_WHAT YOU ARE ASKED TO DO:_ Print every line of the data below with each character unchanged, but leave out the pictures.

_DATA PROVIDED:_
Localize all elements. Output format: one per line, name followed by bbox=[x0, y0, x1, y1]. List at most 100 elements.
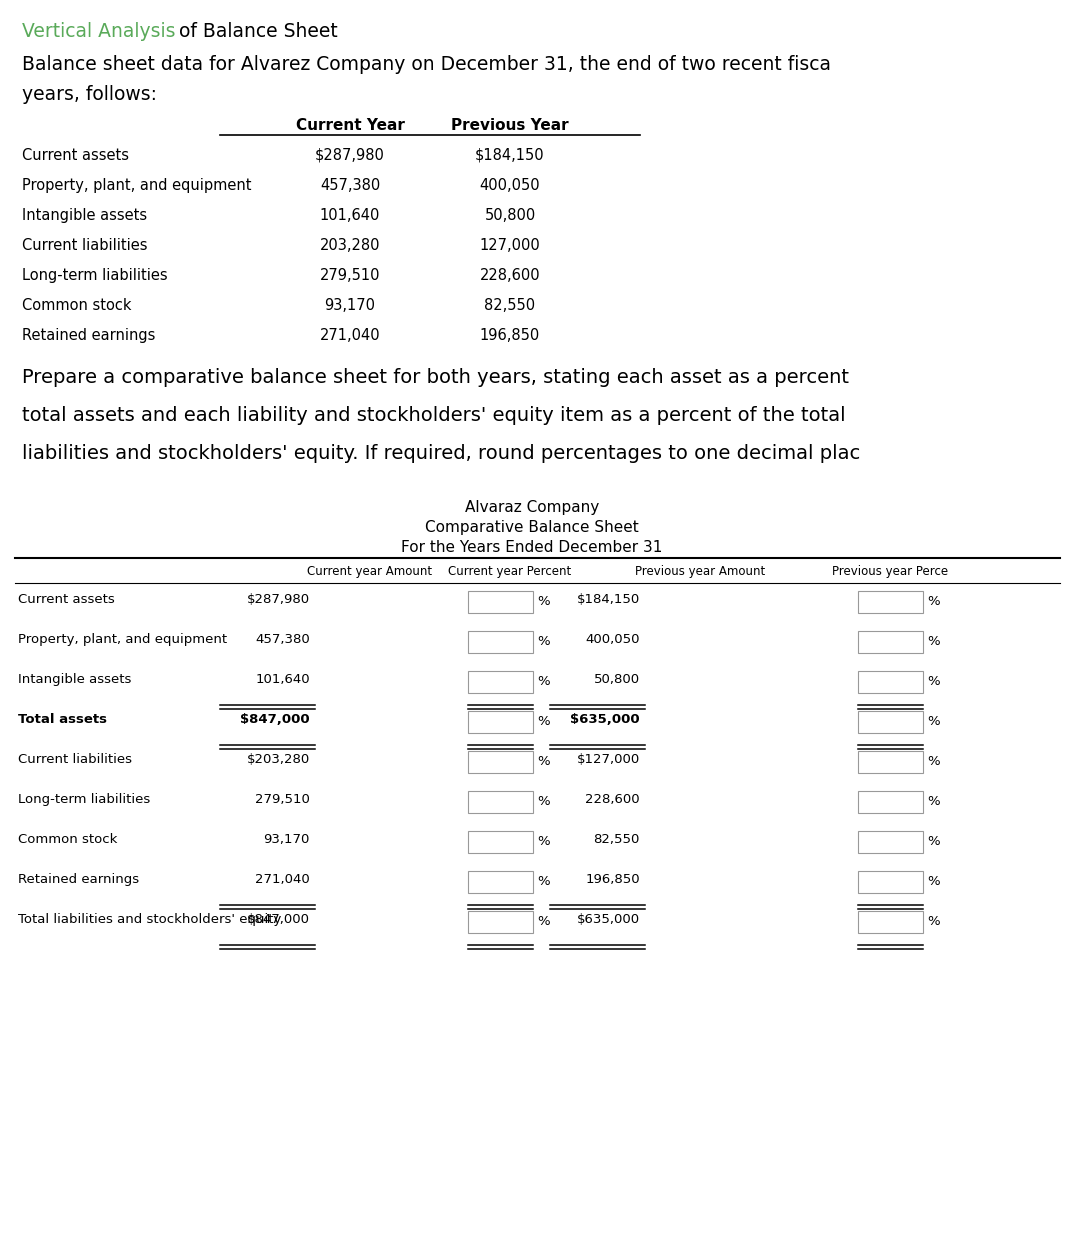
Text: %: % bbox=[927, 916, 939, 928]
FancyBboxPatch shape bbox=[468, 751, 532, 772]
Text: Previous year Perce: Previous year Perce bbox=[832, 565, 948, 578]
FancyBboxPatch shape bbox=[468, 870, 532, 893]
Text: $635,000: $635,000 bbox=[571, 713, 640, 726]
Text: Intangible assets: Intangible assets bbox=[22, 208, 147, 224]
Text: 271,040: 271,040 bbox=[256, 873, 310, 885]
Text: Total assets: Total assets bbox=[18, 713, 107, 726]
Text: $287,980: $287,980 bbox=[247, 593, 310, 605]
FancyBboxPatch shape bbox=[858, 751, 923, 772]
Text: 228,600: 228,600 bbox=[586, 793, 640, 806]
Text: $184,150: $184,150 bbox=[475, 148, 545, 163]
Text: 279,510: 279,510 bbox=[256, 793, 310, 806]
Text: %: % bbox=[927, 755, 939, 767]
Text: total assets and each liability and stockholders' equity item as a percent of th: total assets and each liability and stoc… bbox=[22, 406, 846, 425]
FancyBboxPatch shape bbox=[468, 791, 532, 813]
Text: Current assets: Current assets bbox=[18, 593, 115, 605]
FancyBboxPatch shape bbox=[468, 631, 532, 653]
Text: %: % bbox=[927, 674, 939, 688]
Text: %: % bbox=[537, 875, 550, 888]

_TASK RESULT:_
Localize all elements. Output format: one per line, name followed by bbox=[x0, y0, x1, y1]. List at most 100 elements.
Text: %: % bbox=[927, 916, 939, 928]
FancyBboxPatch shape bbox=[468, 751, 532, 772]
Text: Previous year Perce: Previous year Perce bbox=[832, 565, 948, 578]
FancyBboxPatch shape bbox=[468, 870, 532, 893]
Text: $635,000: $635,000 bbox=[571, 713, 640, 726]
Text: Intangible assets: Intangible assets bbox=[22, 208, 147, 224]
Text: 271,040: 271,040 bbox=[256, 873, 310, 885]
Text: Total assets: Total assets bbox=[18, 713, 107, 726]
Text: $287,980: $287,980 bbox=[247, 593, 310, 605]
FancyBboxPatch shape bbox=[858, 751, 923, 772]
Text: 228,600: 228,600 bbox=[586, 793, 640, 806]
Text: $184,150: $184,150 bbox=[475, 148, 545, 163]
Text: 279,510: 279,510 bbox=[256, 793, 310, 806]
Text: %: % bbox=[927, 755, 939, 767]
Text: total assets and each liability and stockholders' equity item as a percent of th: total assets and each liability and stoc… bbox=[22, 406, 846, 425]
FancyBboxPatch shape bbox=[468, 791, 532, 813]
Text: Current assets: Current assets bbox=[18, 593, 115, 605]
FancyBboxPatch shape bbox=[468, 631, 532, 653]
Text: %: % bbox=[927, 674, 939, 688]
Text: %: % bbox=[537, 875, 550, 888]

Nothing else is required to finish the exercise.